(Problem to solve): Across the material below, how many lines contain the word "اسأل"? Give only the number.

-- BEGIN Working data --

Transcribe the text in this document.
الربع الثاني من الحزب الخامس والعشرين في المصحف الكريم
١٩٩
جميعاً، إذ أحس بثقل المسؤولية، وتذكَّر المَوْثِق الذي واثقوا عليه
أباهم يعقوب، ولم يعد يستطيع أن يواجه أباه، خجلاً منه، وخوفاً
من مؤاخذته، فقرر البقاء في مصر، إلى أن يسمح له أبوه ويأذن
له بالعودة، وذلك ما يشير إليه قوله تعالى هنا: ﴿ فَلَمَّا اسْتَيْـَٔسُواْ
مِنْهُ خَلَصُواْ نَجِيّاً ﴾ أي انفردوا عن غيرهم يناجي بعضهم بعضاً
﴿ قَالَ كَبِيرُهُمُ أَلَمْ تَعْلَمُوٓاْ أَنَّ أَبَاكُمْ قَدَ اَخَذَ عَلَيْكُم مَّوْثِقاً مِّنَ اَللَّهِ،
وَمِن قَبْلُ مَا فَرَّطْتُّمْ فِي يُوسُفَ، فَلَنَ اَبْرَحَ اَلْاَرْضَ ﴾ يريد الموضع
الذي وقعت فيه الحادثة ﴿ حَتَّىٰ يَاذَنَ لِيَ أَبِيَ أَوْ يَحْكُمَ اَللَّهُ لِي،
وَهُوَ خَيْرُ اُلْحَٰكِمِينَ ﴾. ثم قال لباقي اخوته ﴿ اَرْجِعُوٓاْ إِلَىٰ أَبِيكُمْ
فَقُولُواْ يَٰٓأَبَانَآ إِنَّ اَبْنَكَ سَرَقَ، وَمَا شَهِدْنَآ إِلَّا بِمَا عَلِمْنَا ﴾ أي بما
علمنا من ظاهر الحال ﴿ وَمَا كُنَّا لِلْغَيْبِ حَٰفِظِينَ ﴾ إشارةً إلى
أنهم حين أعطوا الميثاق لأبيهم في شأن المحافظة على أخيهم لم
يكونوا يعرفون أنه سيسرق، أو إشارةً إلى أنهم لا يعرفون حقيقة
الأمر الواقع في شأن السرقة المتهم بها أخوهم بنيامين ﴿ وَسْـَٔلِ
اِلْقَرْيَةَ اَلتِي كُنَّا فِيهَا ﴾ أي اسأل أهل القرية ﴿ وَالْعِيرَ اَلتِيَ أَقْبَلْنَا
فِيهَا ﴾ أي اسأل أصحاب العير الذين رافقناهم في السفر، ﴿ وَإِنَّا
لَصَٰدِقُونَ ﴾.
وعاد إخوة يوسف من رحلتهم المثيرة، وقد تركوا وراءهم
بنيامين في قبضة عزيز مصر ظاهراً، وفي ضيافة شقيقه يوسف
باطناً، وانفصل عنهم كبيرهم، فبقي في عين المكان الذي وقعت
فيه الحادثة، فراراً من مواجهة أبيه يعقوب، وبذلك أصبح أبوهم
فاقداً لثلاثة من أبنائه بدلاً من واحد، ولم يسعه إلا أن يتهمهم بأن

-- END Working data --

(Reply): 2